# [Given request]
Only the lines from the one containing "What data populates" through the last line below should be written out, exactly and with both ends kept.

# [Task inputs]
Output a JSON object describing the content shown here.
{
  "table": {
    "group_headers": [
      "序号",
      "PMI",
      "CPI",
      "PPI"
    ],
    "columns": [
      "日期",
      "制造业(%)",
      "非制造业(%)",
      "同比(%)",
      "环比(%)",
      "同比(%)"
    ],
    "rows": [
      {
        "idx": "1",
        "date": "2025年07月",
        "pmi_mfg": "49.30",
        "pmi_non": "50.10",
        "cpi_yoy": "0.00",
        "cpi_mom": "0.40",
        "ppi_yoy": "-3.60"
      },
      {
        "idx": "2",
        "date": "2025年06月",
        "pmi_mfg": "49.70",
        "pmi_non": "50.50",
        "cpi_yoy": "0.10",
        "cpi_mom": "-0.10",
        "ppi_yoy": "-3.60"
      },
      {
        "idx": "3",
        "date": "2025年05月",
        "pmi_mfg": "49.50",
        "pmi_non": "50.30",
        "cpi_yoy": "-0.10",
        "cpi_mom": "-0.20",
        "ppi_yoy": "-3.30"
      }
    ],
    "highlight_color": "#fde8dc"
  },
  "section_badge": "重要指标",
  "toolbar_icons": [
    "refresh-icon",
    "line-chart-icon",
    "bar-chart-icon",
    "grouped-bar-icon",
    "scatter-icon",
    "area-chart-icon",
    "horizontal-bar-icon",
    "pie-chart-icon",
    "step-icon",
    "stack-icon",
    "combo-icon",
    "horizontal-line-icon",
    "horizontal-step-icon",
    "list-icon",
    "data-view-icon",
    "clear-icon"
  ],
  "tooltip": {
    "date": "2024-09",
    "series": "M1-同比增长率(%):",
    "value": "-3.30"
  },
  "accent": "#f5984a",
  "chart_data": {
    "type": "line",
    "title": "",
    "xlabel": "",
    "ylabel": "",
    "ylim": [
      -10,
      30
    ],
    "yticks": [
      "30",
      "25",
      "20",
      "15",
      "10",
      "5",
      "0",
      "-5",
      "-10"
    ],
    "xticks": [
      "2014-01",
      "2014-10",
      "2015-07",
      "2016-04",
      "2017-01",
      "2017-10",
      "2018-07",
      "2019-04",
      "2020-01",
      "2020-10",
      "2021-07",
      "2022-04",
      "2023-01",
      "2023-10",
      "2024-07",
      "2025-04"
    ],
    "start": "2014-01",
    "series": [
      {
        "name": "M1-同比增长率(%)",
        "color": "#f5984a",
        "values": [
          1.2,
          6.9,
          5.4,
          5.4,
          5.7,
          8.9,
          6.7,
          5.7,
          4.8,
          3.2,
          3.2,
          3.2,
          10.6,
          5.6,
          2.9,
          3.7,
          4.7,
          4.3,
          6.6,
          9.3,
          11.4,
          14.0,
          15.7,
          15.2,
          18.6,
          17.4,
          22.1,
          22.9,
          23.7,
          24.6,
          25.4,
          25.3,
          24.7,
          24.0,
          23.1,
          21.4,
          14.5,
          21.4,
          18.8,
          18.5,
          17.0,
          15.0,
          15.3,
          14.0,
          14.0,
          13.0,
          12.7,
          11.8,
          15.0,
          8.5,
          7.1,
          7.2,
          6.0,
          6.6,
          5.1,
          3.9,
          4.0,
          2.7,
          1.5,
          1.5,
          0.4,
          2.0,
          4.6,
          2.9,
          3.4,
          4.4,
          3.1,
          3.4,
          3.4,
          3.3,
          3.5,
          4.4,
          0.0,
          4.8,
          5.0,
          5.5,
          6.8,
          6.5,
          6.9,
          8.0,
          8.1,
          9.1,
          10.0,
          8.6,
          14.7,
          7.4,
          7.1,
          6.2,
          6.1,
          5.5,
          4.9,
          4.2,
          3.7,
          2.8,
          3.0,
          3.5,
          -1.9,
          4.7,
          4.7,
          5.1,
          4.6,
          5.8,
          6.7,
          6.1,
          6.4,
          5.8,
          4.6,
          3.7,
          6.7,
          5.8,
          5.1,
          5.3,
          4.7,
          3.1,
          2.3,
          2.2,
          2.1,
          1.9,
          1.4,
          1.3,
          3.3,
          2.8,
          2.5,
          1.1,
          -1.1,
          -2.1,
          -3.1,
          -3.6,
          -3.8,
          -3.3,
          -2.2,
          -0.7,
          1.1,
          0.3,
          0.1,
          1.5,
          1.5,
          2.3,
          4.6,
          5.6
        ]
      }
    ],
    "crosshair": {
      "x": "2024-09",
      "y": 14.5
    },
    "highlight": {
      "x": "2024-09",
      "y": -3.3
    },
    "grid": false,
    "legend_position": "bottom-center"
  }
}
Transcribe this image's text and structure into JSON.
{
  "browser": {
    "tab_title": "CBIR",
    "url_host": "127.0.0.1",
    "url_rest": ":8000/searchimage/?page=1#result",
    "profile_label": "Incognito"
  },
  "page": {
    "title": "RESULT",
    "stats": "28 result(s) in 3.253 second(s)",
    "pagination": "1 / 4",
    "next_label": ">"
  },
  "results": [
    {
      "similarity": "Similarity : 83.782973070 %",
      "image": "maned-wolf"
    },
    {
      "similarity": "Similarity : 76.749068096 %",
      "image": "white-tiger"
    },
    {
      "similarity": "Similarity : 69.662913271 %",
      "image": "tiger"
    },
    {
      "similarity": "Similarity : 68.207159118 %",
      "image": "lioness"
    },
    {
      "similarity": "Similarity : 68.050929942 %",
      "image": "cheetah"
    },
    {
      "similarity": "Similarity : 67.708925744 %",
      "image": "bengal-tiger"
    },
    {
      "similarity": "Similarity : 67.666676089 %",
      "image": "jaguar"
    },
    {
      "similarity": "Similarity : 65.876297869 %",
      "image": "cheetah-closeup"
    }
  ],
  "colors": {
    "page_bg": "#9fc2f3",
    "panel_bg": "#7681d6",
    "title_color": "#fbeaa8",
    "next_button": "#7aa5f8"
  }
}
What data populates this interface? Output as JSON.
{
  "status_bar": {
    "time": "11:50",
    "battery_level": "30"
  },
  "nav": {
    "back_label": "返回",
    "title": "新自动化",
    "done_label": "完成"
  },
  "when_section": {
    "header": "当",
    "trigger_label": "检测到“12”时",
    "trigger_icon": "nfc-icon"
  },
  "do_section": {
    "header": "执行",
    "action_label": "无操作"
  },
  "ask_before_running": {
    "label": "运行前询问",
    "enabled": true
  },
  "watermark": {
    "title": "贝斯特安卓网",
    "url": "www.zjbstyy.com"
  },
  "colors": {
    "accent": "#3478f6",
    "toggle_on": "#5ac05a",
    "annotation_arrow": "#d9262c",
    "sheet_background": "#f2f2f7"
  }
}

# [Exercise answer]
What data populates this interface? Output as JSON.
{
  "status_bar": {
    "time": "11:50",
    "battery_level": "30"
  },
  "nav": {
    "back_label": "返回",
    "title": "新自动化",
    "done_label": "完成"
  },
  "when_section": {
    "header": "当",
    "trigger_label": "检测到“12”时",
    "trigger_icon": "nfc-icon"
  },
  "do_section": {
    "header": "执行",
    "action_label": "无操作"
  },
  "ask_before_running": {
    "label": "运行前询问",
    "enabled": true
  },
  "watermark": {
    "title": "贝斯特安卓网",
    "url": "www.zjbstyy.com"
  },
  "colors": {
    "accent": "#3478f6",
    "toggle_on": "#5ac05a",
    "annotation_arrow": "#d9262c",
    "sheet_background": "#f2f2f7"
  }
}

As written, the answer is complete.